• [The request]
Gather up the lines with the word "JSON" in them.

• [Exercise materials]
###

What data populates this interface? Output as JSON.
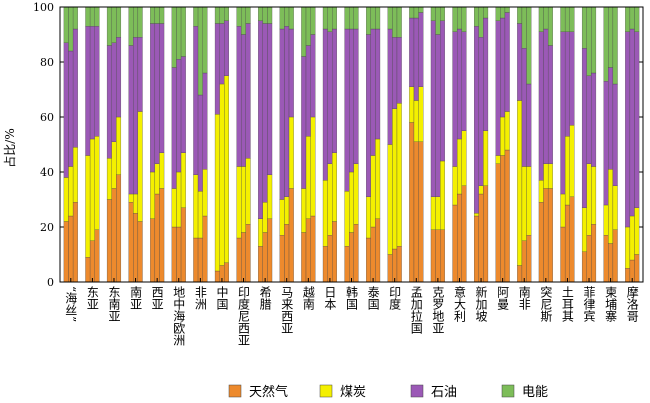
{
  "chart_data": {
    "type": "bar",
    "stacked": true,
    "ylabel": "占比/%",
    "ylim": [
      0,
      100
    ],
    "yticks": [
      0,
      20,
      40,
      60,
      80,
      100
    ],
    "grid": false,
    "legend": "bottom",
    "categories": [
      "“海丝”",
      "东亚",
      "东南亚",
      "南亚",
      "西亚",
      "地中海欧洲",
      "非洲",
      "中国",
      "印度尼西亚",
      "希腊",
      "马来西亚",
      "越南",
      "日本",
      "韩国",
      "泰国",
      "印度",
      "孟加拉国",
      "克罗地亚",
      "意大利",
      "新加坡",
      "阿曼",
      "南非",
      "突尼斯",
      "土耳其",
      "菲律宾",
      "柬埔寨",
      "摩洛哥"
    ],
    "sub_bars_per_category": 3,
    "series": [
      {
        "name": "天然气",
        "color": "#ed8a2d",
        "values": [
          [
            22,
            24,
            29
          ],
          [
            9,
            15,
            19
          ],
          [
            30,
            34,
            39
          ],
          [
            29,
            25,
            22
          ],
          [
            23,
            32,
            34
          ],
          [
            20,
            20,
            27
          ],
          [
            16,
            16,
            24
          ],
          [
            4,
            6,
            7
          ],
          [
            16,
            18,
            21
          ],
          [
            13,
            18,
            23
          ],
          [
            17,
            21,
            34
          ],
          [
            18,
            23,
            24
          ],
          [
            13,
            17,
            22
          ],
          [
            13,
            18,
            21
          ],
          [
            16,
            20,
            23
          ],
          [
            10,
            12,
            13
          ],
          [
            58,
            51,
            51
          ],
          [
            19,
            19,
            19
          ],
          [
            28,
            32,
            35
          ],
          [
            24,
            32,
            35
          ],
          [
            43,
            46,
            48
          ],
          [
            6,
            15,
            17
          ],
          [
            29,
            34,
            34
          ],
          [
            20,
            28,
            31
          ],
          [
            11,
            17,
            21
          ],
          [
            17,
            14,
            19
          ],
          [
            5,
            8,
            10
          ]
        ]
      },
      {
        "name": "煤炭",
        "color": "#f4f000",
        "values": [
          [
            16,
            18,
            20
          ],
          [
            37,
            37,
            34
          ],
          [
            15,
            17,
            21
          ],
          [
            3,
            7,
            40
          ],
          [
            17,
            11,
            13
          ],
          [
            14,
            20,
            20
          ],
          [
            23,
            17,
            17
          ],
          [
            57,
            66,
            68
          ],
          [
            26,
            24,
            24
          ],
          [
            10,
            11,
            16
          ],
          [
            13,
            10,
            26
          ],
          [
            16,
            30,
            36
          ],
          [
            24,
            26,
            25
          ],
          [
            20,
            22,
            22
          ],
          [
            15,
            26,
            29
          ],
          [
            40,
            51,
            52
          ],
          [
            13,
            15,
            20
          ],
          [
            12,
            12,
            25
          ],
          [
            14,
            20,
            20
          ],
          [
            1,
            3,
            20
          ],
          [
            3,
            14,
            14
          ],
          [
            60,
            27,
            25
          ],
          [
            8,
            9,
            9
          ],
          [
            12,
            25,
            26
          ],
          [
            16,
            26,
            21
          ],
          [
            11,
            27,
            16
          ],
          [
            15,
            16,
            17
          ]
        ]
      },
      {
        "name": "石油",
        "color": "#9b59b6",
        "values": [
          [
            49,
            42,
            43
          ],
          [
            47,
            41,
            40
          ],
          [
            41,
            36,
            29
          ],
          [
            54,
            57,
            27
          ],
          [
            54,
            51,
            47
          ],
          [
            44,
            41,
            35
          ],
          [
            54,
            35,
            35
          ],
          [
            33,
            22,
            20
          ],
          [
            51,
            48,
            49
          ],
          [
            72,
            65,
            55
          ],
          [
            62,
            62,
            32
          ],
          [
            48,
            33,
            30
          ],
          [
            55,
            48,
            45
          ],
          [
            59,
            52,
            49
          ],
          [
            59,
            46,
            40
          ],
          [
            42,
            26,
            24
          ],
          [
            25,
            30,
            27
          ],
          [
            64,
            59,
            51
          ],
          [
            49,
            40,
            36
          ],
          [
            68,
            54,
            41
          ],
          [
            49,
            36,
            36
          ],
          [
            28,
            43,
            30
          ],
          [
            54,
            49,
            43
          ],
          [
            59,
            38,
            34
          ],
          [
            58,
            32,
            34
          ],
          [
            45,
            37,
            37
          ],
          [
            71,
            68,
            64
          ]
        ]
      },
      {
        "name": "电能",
        "color": "#7dbd59",
        "values": [
          [
            13,
            16,
            8
          ],
          [
            7,
            7,
            7
          ],
          [
            14,
            13,
            11
          ],
          [
            14,
            11,
            11
          ],
          [
            6,
            6,
            6
          ],
          [
            22,
            19,
            18
          ],
          [
            7,
            32,
            24
          ],
          [
            6,
            6,
            5
          ],
          [
            7,
            10,
            6
          ],
          [
            5,
            6,
            6
          ],
          [
            8,
            7,
            8
          ],
          [
            18,
            14,
            10
          ],
          [
            8,
            9,
            8
          ],
          [
            8,
            8,
            8
          ],
          [
            10,
            8,
            8
          ],
          [
            8,
            11,
            11
          ],
          [
            4,
            4,
            2
          ],
          [
            5,
            10,
            5
          ],
          [
            9,
            8,
            9
          ],
          [
            7,
            11,
            4
          ],
          [
            5,
            4,
            2
          ],
          [
            6,
            15,
            28
          ],
          [
            9,
            8,
            14
          ],
          [
            9,
            9,
            9
          ],
          [
            15,
            25,
            24
          ],
          [
            27,
            22,
            28
          ],
          [
            9,
            8,
            9
          ]
        ]
      }
    ]
  }
}
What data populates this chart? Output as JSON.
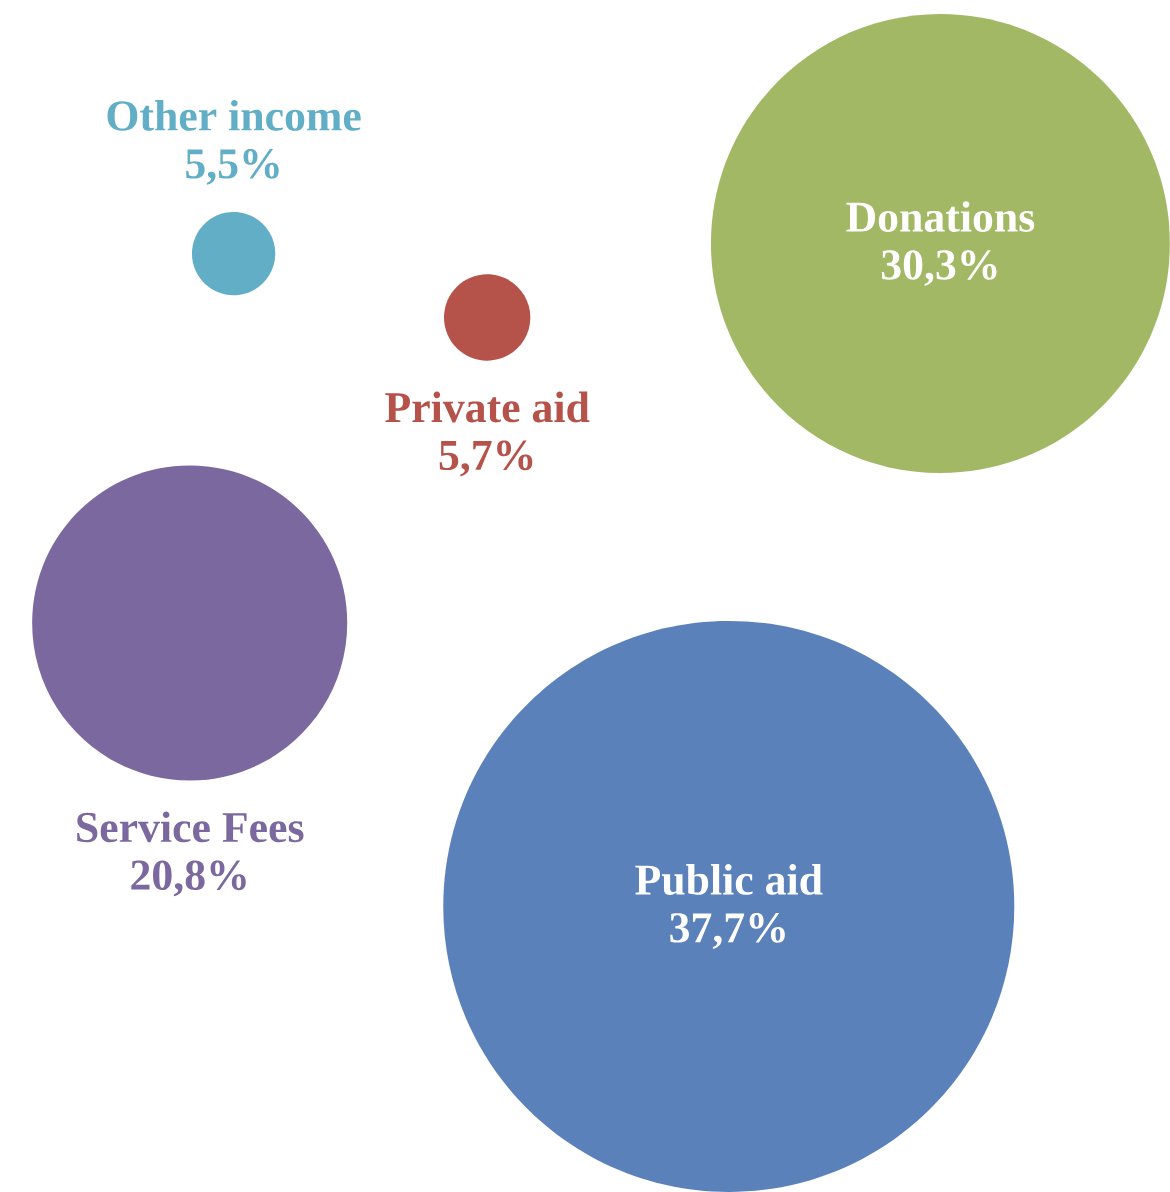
{
  "chart_data": {
    "type": "other",
    "categories": [
      "Other income",
      "Private aid",
      "Donations",
      "Service Fees",
      "Public aid"
    ],
    "values": [
      5.5,
      5.7,
      30.3,
      20.8,
      37.7
    ],
    "value_labels": [
      "5,5%",
      "5,7%",
      "30,3%",
      "20,8%",
      "37,7%"
    ],
    "colors": [
      "#62aec6",
      "#b5534b",
      "#a3b865",
      "#7a689f",
      "#5a81b9"
    ]
  }
}
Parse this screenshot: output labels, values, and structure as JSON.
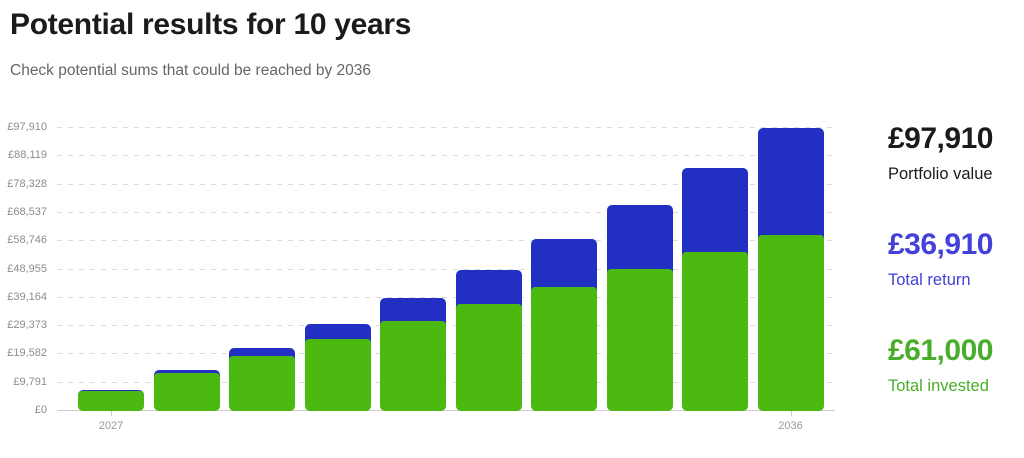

###

• [Final result]
What data populates this interface? Output as JSON.
What data populates this chart? Output as JSON.
Parse this screenshot: output labels, values, and structure as JSON.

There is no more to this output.